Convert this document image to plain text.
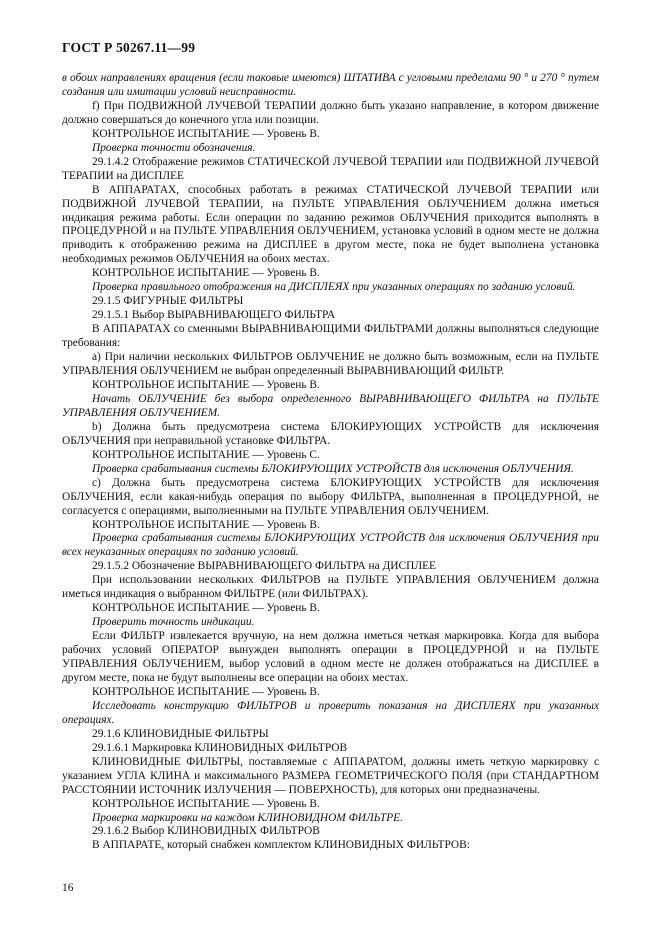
ГОСТ Р 50267.11—99

в обоих направлениях вращения (если таковые имеются) ШТАТИВА с угловыми пределами 90 ° и 270 ° путем создания или имитации условий неисправности.

f) При ПОДВИЖНОЙ ЛУЧЕВОЙ ТЕРАПИИ должно быть указано направление, в котором движение должно совершаться до конечного угла или позиции.

КОНТРОЛЬНОЕ ИСПЫТАНИЕ — Уровень В.

Проверка точности обозначения.

29.1.4.2 Отображение режимов СТАТИЧЕСКОЙ ЛУЧЕВОЙ ТЕРАПИИ или ПОДВИЖНОЙ ЛУЧЕВОЙ ТЕРАПИИ на ДИСПЛЕЕ

В АППАРАТАХ, способных работать в режимах СТАТИЧЕСКОЙ ЛУЧЕВОЙ ТЕРАПИИ или ПОДВИЖНОЙ ЛУЧЕВОЙ ТЕРАПИИ, на ПУЛЬТЕ УПРАВЛЕНИЯ ОБЛУЧЕНИЕМ должна иметься индикация режима работы. Если операции по заданию режимов ОБЛУЧЕНИЯ приходится выполнять в ПРОЦЕДУРНОЙ и на ПУЛЬТЕ УПРАВЛЕНИЯ ОБЛУЧЕНИЕМ, установка условий в одном месте не должна приводить к отображению режима на ДИСПЛЕЕ в другом месте, пока не будет выполнена установка необходимых режимов ОБЛУЧЕНИЯ на обоих местах.

КОНТРОЛЬНОЕ ИСПЫТАНИЕ — Уровень В.

Проверка правильного отображения на ДИСПЛЕЯХ при указанных операциях по заданию условий.

29.1.5 ФИГУРНЫЕ ФИЛЬТРЫ

29.1.5.1 Выбор ВЫРАВНИВАЮЩЕГО ФИЛЬТРА

В АППАРАТАХ со сменными ВЫРАВНИВАЮЩИМИ ФИЛЬТРАМИ должны выполняться следующие требования:

a) При наличии нескольких ФИЛЬТРОВ ОБЛУЧЕНИЕ не должно быть возможным, если на ПУЛЬТЕ УПРАВЛЕНИЯ ОБЛУЧЕНИЕМ не выбран определенный ВЫРАВНИВАЮЩИЙ ФИЛЬТР.

КОНТРОЛЬНОЕ ИСПЫТАНИЕ — Уровень В.

Начать ОБЛУЧЕНИЕ без выбора определенного ВЫРАВНИВАЮЩЕГО ФИЛЬТРА на ПУЛЬТЕ УПРАВЛЕНИЯ ОБЛУЧЕНИЕМ.

b) Должна быть предусмотрена система БЛОКИРУЮЩИХ УСТРОЙСТВ для исключения ОБЛУЧЕНИЯ при неправильной установке ФИЛЬТРА.

КОНТРОЛЬНОЕ ИСПЫТАНИЕ — Уровень С.

Проверка срабатывания системы БЛОКИРУЮЩИХ УСТРОЙСТВ для исключения ОБЛУЧЕНИЯ.

c) Должна быть предусмотрена система БЛОКИРУЮЩИХ УСТРОЙСТВ для исключения ОБЛУЧЕНИЯ, если какая-нибудь операция по выбору ФИЛЬТРА, выполненная в ПРОЦЕДУРНОЙ, не согласуется с операциями, выполненными на ПУЛЬТЕ УПРАВЛЕНИЯ ОБЛУЧЕНИЕМ.

КОНТРОЛЬНОЕ ИСПЫТАНИЕ — Уровень В.

Проверка срабатывания системы БЛОКИРУЮЩИХ УСТРОЙСТВ для исключения ОБЛУЧЕНИЯ при всех неуказанных операциях по заданию условий.

29.1.5.2 Обозначение ВЫРАВНИВАЮЩЕГО ФИЛЬТРА на ДИСПЛЕЕ

При использовании нескольких ФИЛЬТРОВ на ПУЛЬТЕ УПРАВЛЕНИЯ ОБЛУЧЕНИЕМ должна иметься индикация о выбранном ФИЛЬТРЕ (или ФИЛЬТРАХ).

КОНТРОЛЬНОЕ ИСПЫТАНИЕ — Уровень В.

Проверить точность индикации.

Если ФИЛЬТР извлекается вручную, на нем должна иметься четкая маркировка. Когда для выбора рабочих условий ОПЕРАТОР вынужден выполнять операции в ПРОЦЕДУРНОЙ и на ПУЛЬТЕ УПРАВЛЕНИЯ ОБЛУЧЕНИЕМ, выбор условий в одном месте не должен отображаться на ДИСПЛЕЕ в другом месте, пока не будут выполнены все операции на обоих местах.

КОНТРОЛЬНОЕ ИСПЫТАНИЕ — Уровень В.

Исследовать конструкцию ФИЛЬТРОВ и проверить показания на ДИСПЛЕЯХ при указанных операциях.

29.1.6 КЛИНОВИДНЫЕ ФИЛЬТРЫ

29.1.6.1 Маркировка КЛИНОВИДНЫХ ФИЛЬТРОВ

КЛИНОВИДНЫЕ ФИЛЬТРЫ, поставляемые с АППАРАТОМ, должны иметь четкую маркировку с указанием УГЛА КЛИНА и максимального РАЗМЕРА ГЕОМЕТРИЧЕСКОГО ПОЛЯ (при СТАНДАРТНОМ РАССТОЯНИИ ИСТОЧНИК ИЗЛУЧЕНИЯ — ПОВЕРХНОСТЬ), для которых они предназначены.

КОНТРОЛЬНОЕ ИСПЫТАНИЕ — Уровень В.

Проверка маркировки на каждом КЛИНОВИДНОМ ФИЛЬТРЕ.

29.1.6.2 Выбор КЛИНОВИДНЫХ ФИЛЬТРОВ

В АППАРАТЕ, который снабжен комплектом КЛИНОВИДНЫХ ФИЛЬТРОВ:

16
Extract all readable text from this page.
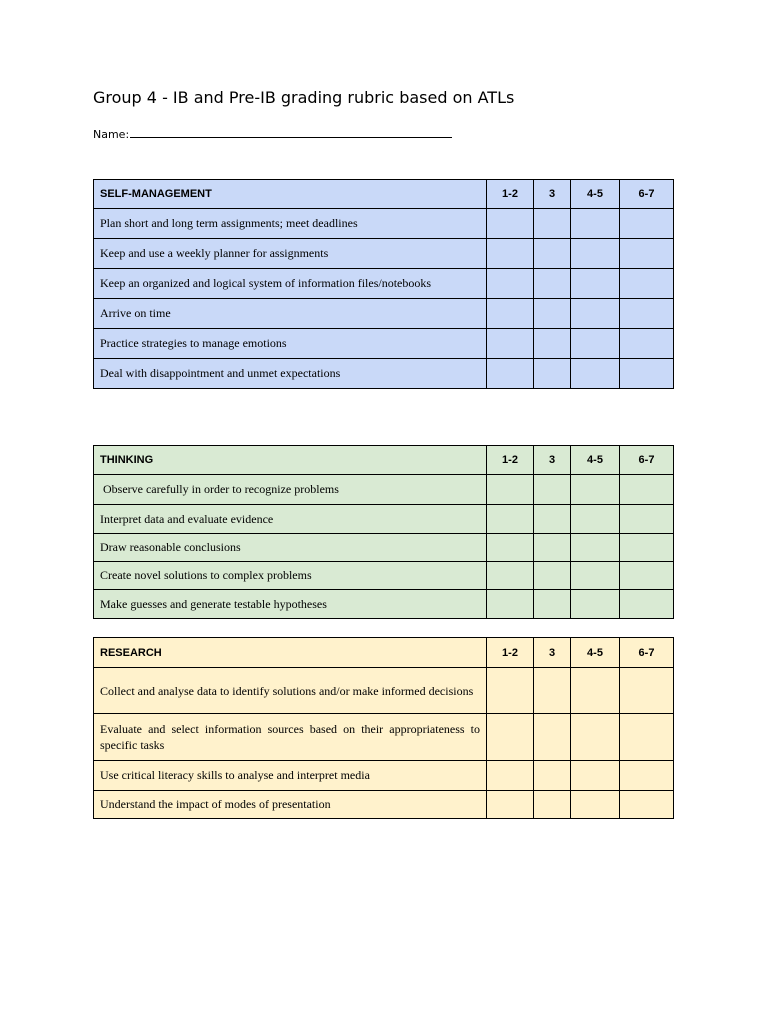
Group 4 - IB and Pre-IB grading rubric based on ATLs
Name:
SELF-MANAGEMENT	1-2	3	4-5	6-7
Plan short and long term assignments; meet deadlines				
Keep and use a weekly planner for assignments				
Keep an organized and logical system of information files/notebooks				
Arrive on time				
Practice strategies to manage emotions				
Deal with disappointment and unmet expectations				
THINKING	1-2	3	4-5	6-7
Observe carefully in order to recognize problems				
Interpret data and evaluate evidence				
Draw reasonable conclusions				
Create novel solutions to complex problems				
Make guesses and generate testable hypotheses				
RESEARCH	1-2	3	4-5	6-7
Collect and analyse data to identify solutions and/or make informed decisions				
Evaluate and select information sources based on their appropriateness to specific tasks				
Use critical literacy skills to analyse and interpret media				
Understand the impact of modes of presentation				
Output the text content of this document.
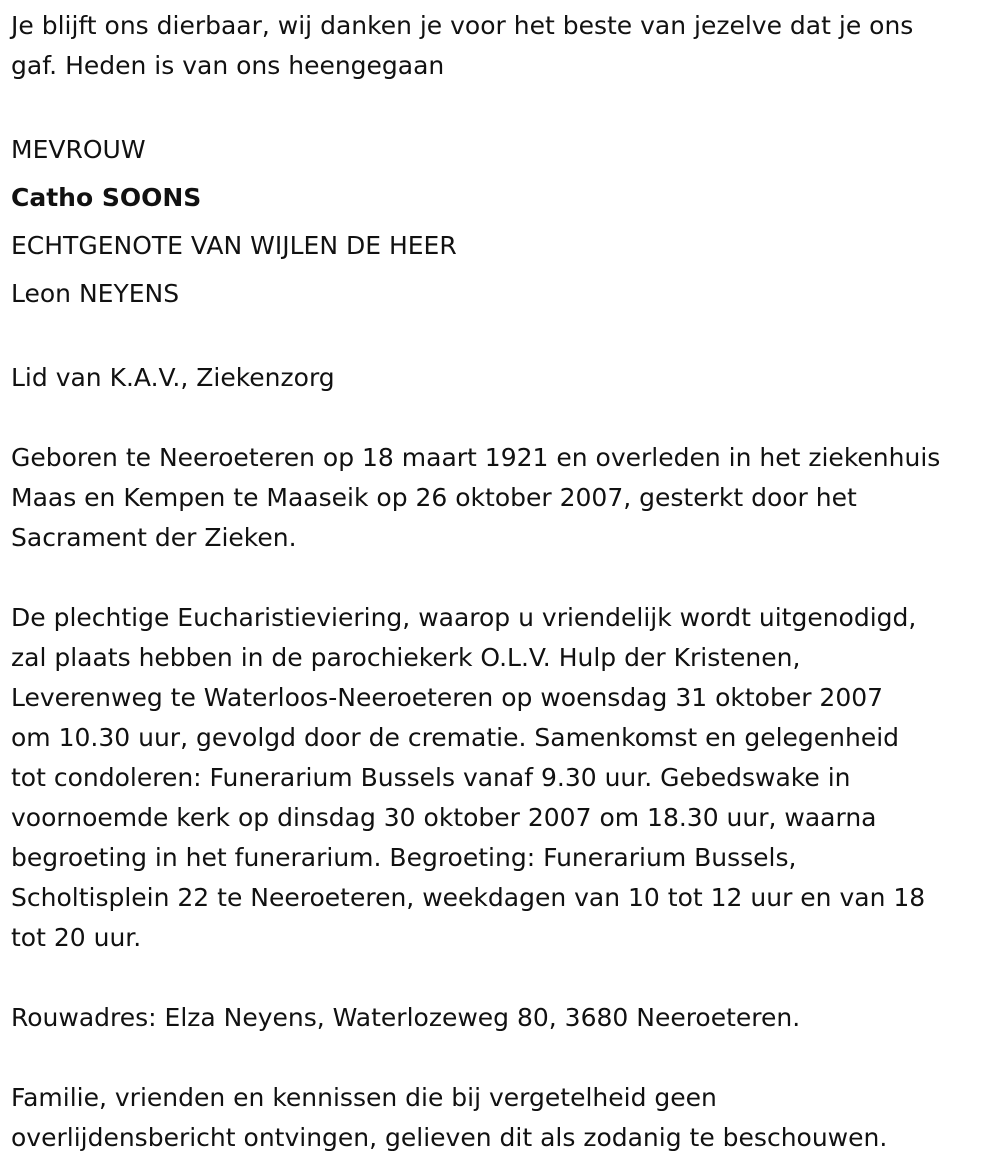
Je blijft ons dierbaar, wij danken je voor het beste van jezelve dat je ons
gaf. Heden is van ons heengegaan

MEVROUW
Catho SOONS
ECHTGENOTE VAN WIJLEN DE HEER
Leon NEYENS

Lid van K.A.V., Ziekenzorg

Geboren te Neeroeteren op 18 maart 1921 en overleden in het ziekenhuis
Maas en Kempen te Maaseik op 26 oktober 2007, gesterkt door het
Sacrament der Zieken.

De plechtige Eucharistieviering, waarop u vriendelijk wordt uitgenodigd,
zal plaats hebben in de parochiekerk O.L.V. Hulp der Kristenen,
Leverenweg te Waterloos-Neeroeteren op woensdag 31 oktober 2007
om 10.30 uur, gevolgd door de crematie. Samenkomst en gelegenheid
tot condoleren: Funerarium Bussels vanaf 9.30 uur. Gebedswake in
voornoemde kerk op dinsdag 30 oktober 2007 om 18.30 uur, waarna
begroeting in het funerarium. Begroeting: Funerarium Bussels,
Scholtisplein 22 te Neeroeteren, weekdagen van 10 tot 12 uur en van 18
tot 20 uur.

Rouwadres: Elza Neyens, Waterlozeweg 80, 3680 Neeroeteren.

Familie, vrienden en kennissen die bij vergetelheid geen
overlijdensbericht ontvingen, gelieven dit als zodanig te beschouwen.
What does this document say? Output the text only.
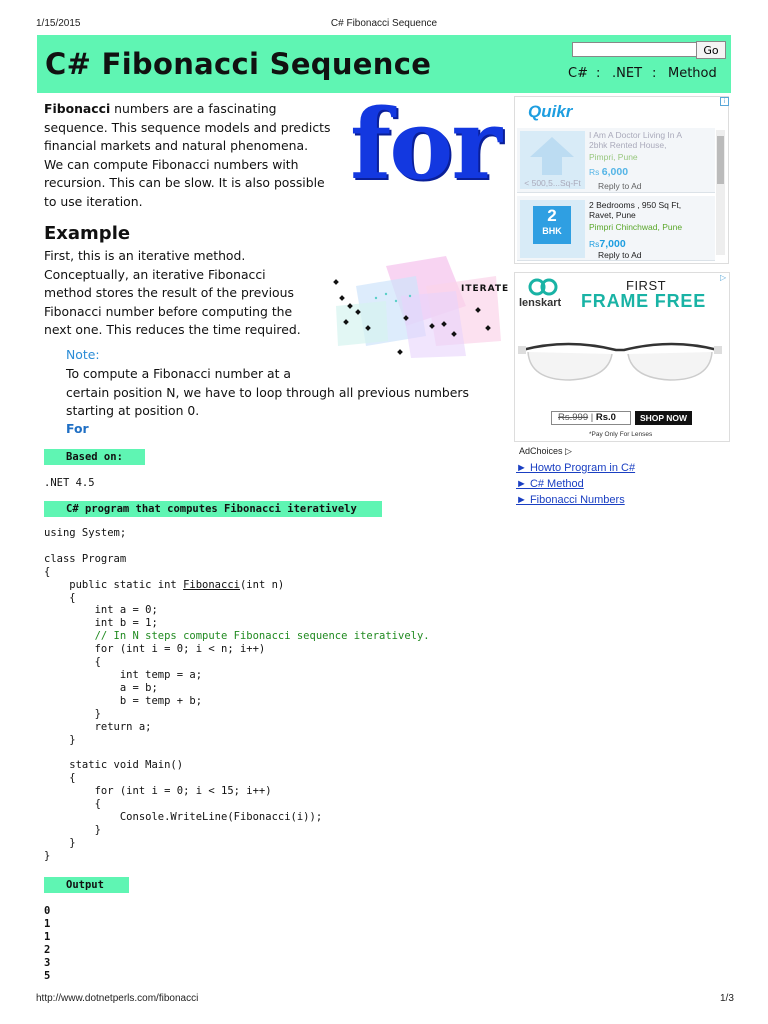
1/15/2015	C# Fibonacci Sequence
C# Fibonacci Sequence	Go
C# : .NET : Method
Fibonacci numbers are a fascinating
sequence. This sequence models and predicts
financial markets and natural phenomena.
We can compute Fibonacci numbers with
recursion. This can be slow. It is also possible
to use iteration.
for
Example
First, this is an iterative method.
Conceptually, an iterative Fibonacci
method stores the result of the previous
Fibonacci number before computing the
next one. This reduces the time required.
ITERATE
Note:
To compute a Fibonacci number at a
certain position N, we have to loop through all previous numbers
starting at position 0.
For
Based on:
.NET 4.5
C# program that computes Fibonacci iteratively
using System;

class Program
{
public static int Fibonacci(int n)
{
int a = 0;
int b = 1;
// In N steps compute Fibonacci sequence iteratively.
for (int i = 0; i < n; i++)
{
int temp = a;
a = b;
b = temp + b;
}
return a;
}

static void Main()
{
for (int i = 0; i < 15; i++)
{
Console.WriteLine(Fibonacci(i));
}
}
}
Output
0
1
1
2
3
5
i
Quikr
< 500,5...Sq-Ft
I Am A Doctor Living In A
2bhk Rented House,
Pimpri, Pune
Rs 6,000
Reply to Ad
2
BHK
2 Bedrooms , 950 Sq Ft,
Ravet, Pune
Pimpri Chinchwad, Pune
Rs7,000
Reply to Ad
▷
lenskart
FIRST
FRAME FREE
Rs.999 | Rs.0	SHOP NOW
*Pay Only For Lenses
AdChoices ▷
► Howto Program in C#
► C# Method
► Fibonacci Numbers
http://www.dotnetperls.com/fibonacci	1/3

Directions for this task → List all lines holding the string "система".

Right answer →
b) Должна быть предусмотрена система БЛОКИРУЮЩИХ УСТРОЙСТВ для исключения ОБЛУЧЕНИЯ при неправильной установке ФИЛЬТРА.
c) Должна быть предусмотрена система БЛОКИРУЮЩИХ УСТРОЙСТВ для исключения ОБЛУЧЕНИЯ, если какая-нибудь операция по выбору ФИЛЬТРА, выполненная в ПРОЦЕДУРНОЙ, не согласуется с операциями, выполненными на ПУЛЬТЕ УПРАВЛЕНИЯ ОБЛУЧЕНИЕМ.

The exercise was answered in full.